╭──

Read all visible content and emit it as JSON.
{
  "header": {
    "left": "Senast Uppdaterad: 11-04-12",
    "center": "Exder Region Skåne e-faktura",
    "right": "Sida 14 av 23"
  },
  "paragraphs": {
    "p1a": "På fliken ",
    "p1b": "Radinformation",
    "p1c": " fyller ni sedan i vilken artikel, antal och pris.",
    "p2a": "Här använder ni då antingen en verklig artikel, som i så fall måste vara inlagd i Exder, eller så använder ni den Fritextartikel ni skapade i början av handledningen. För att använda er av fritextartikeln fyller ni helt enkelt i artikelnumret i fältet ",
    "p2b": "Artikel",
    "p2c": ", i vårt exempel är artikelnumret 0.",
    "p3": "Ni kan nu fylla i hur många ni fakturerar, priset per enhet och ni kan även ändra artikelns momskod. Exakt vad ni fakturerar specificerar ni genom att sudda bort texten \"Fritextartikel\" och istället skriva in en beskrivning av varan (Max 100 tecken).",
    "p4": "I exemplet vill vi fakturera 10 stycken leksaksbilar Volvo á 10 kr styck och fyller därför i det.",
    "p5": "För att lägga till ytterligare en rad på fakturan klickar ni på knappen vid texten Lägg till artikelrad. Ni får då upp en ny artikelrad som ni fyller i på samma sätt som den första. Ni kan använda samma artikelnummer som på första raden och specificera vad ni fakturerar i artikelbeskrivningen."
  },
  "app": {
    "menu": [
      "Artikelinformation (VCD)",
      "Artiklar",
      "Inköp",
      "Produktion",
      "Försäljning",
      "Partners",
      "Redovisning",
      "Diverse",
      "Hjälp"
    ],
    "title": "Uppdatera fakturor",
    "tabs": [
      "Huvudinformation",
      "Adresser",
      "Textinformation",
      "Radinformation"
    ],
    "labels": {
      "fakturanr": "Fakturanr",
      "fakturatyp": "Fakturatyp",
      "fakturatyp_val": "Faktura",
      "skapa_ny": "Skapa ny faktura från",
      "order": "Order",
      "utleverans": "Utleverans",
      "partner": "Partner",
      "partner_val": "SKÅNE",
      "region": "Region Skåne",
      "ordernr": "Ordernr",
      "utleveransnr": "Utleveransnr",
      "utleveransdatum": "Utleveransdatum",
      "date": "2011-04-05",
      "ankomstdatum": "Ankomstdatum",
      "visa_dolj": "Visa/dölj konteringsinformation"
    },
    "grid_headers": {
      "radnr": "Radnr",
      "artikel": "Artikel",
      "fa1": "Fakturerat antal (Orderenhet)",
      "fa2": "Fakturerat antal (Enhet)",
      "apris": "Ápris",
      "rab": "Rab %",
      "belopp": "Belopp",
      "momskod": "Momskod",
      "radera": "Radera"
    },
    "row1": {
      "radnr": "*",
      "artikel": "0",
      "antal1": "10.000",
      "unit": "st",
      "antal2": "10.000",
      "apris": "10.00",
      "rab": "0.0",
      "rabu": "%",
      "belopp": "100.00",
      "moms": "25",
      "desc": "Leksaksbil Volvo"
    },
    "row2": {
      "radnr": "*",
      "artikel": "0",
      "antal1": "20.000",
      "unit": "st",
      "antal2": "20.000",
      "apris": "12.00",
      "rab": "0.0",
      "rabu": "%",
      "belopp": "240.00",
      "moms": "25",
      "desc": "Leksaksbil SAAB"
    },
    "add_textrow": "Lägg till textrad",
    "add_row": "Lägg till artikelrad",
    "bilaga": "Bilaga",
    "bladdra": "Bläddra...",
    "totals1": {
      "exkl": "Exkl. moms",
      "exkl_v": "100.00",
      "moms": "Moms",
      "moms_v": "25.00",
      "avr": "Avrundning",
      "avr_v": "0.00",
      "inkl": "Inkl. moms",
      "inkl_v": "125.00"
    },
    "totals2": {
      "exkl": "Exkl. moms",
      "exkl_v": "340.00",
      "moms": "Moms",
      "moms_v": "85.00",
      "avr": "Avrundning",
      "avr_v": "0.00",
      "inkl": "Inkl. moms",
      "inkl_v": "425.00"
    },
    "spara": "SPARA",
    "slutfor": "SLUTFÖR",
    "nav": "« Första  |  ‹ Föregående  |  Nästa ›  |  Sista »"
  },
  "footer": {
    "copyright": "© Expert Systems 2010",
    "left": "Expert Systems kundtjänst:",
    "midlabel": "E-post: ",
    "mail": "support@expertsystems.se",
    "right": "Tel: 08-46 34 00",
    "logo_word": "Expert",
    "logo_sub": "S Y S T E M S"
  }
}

╰──

**EXERCISE REQUIREMENTS:**
Output all of the data without altering a single line.

**SOLVED EXERCISE:**
Read all visible content and emit it as JSON.
{
  "header": {
    "left": "Senast Uppdaterad: 11-04-12",
    "center": "Exder Region Skåne e-faktura",
    "right": "Sida 14 av 23"
  },
  "paragraphs": {
    "p1a": "På fliken ",
    "p1b": "Radinformation",
    "p1c": " fyller ni sedan i vilken artikel, antal och pris.",
    "p2a": "Här använder ni då antingen en verklig artikel, som i så fall måste vara inlagd i Exder, eller så använder ni den Fritextartikel ni skapade i början av handledningen. För att använda er av fritextartikeln fyller ni helt enkelt i artikelnumret i fältet ",
    "p2b": "Artikel",
    "p2c": ", i vårt exempel är artikelnumret 0.",
    "p3": "Ni kan nu fylla i hur många ni fakturerar, priset per enhet och ni kan även ändra artikelns momskod. Exakt vad ni fakturerar specificerar ni genom att sudda bort texten \"Fritextartikel\" och istället skriva in en beskrivning av varan (Max 100 tecken).",
    "p4": "I exemplet vill vi fakturera 10 stycken leksaksbilar Volvo á 10 kr styck och fyller därför i det.",
    "p5": "För att lägga till ytterligare en rad på fakturan klickar ni på knappen vid texten Lägg till artikelrad. Ni får då upp en ny artikelrad som ni fyller i på samma sätt som den första. Ni kan använda samma artikelnummer som på första raden och specificera vad ni fakturerar i artikelbeskrivningen."
  },
  "app": {
    "menu": [
      "Artikelinformation (VCD)",
      "Artiklar",
      "Inköp",
      "Produktion",
      "Försäljning",
      "Partners",
      "Redovisning",
      "Diverse",
      "Hjälp"
    ],
    "title": "Uppdatera fakturor",
    "tabs": [
      "Huvudinformation",
      "Adresser",
      "Textinformation",
      "Radinformation"
    ],
    "labels": {
      "fakturanr": "Fakturanr",
      "fakturatyp": "Fakturatyp",
      "fakturatyp_val": "Faktura",
      "skapa_ny": "Skapa ny faktura från",
      "order": "Order",
      "utleverans": "Utleverans",
      "partner": "Partner",
      "partner_val": "SKÅNE",
      "region": "Region Skåne",
      "ordernr": "Ordernr",
      "utleveransnr": "Utleveransnr",
      "utleveransdatum": "Utleveransdatum",
      "date": "2011-04-05",
      "ankomstdatum": "Ankomstdatum",
      "visa_dolj": "Visa/dölj konteringsinformation"
    },
    "grid_headers": {
      "radnr": "Radnr",
      "artikel": "Artikel",
      "fa1": "Fakturerat antal (Orderenhet)",
      "fa2": "Fakturerat antal (Enhet)",
      "apris": "Ápris",
      "rab": "Rab %",
      "belopp": "Belopp",
      "momskod": "Momskod",
      "radera": "Radera"
    },
    "row1": {
      "radnr": "*",
      "artikel": "0",
      "antal1": "10.000",
      "unit": "st",
      "antal2": "10.000",
      "apris": "10.00",
      "rab": "0.0",
      "rabu": "%",
      "belopp": "100.00",
      "moms": "25",
      "desc": "Leksaksbil Volvo"
    },
    "row2": {
      "radnr": "*",
      "artikel": "0",
      "antal1": "20.000",
      "unit": "st",
      "antal2": "20.000",
      "apris": "12.00",
      "rab": "0.0",
      "rabu": "%",
      "belopp": "240.00",
      "moms": "25",
      "desc": "Leksaksbil SAAB"
    },
    "add_textrow": "Lägg till textrad",
    "add_row": "Lägg till artikelrad",
    "bilaga": "Bilaga",
    "bladdra": "Bläddra...",
    "totals1": {
      "exkl": "Exkl. moms",
      "exkl_v": "100.00",
      "moms": "Moms",
      "moms_v": "25.00",
      "avr": "Avrundning",
      "avr_v": "0.00",
      "inkl": "Inkl. moms",
      "inkl_v": "125.00"
    },
    "totals2": {
      "exkl": "Exkl. moms",
      "exkl_v": "340.00",
      "moms": "Moms",
      "moms_v": "85.00",
      "avr": "Avrundning",
      "avr_v": "0.00",
      "inkl": "Inkl. moms",
      "inkl_v": "425.00"
    },
    "spara": "SPARA",
    "slutfor": "SLUTFÖR",
    "nav": "« Första  |  ‹ Föregående  |  Nästa ›  |  Sista »"
  },
  "footer": {
    "copyright": "© Expert Systems 2010",
    "left": "Expert Systems kundtjänst:",
    "midlabel": "E-post: ",
    "mail": "support@expertsystems.se",
    "right": "Tel: 08-46 34 00",
    "logo_word": "Expert",
    "logo_sub": "S Y S T E M S"
  }
}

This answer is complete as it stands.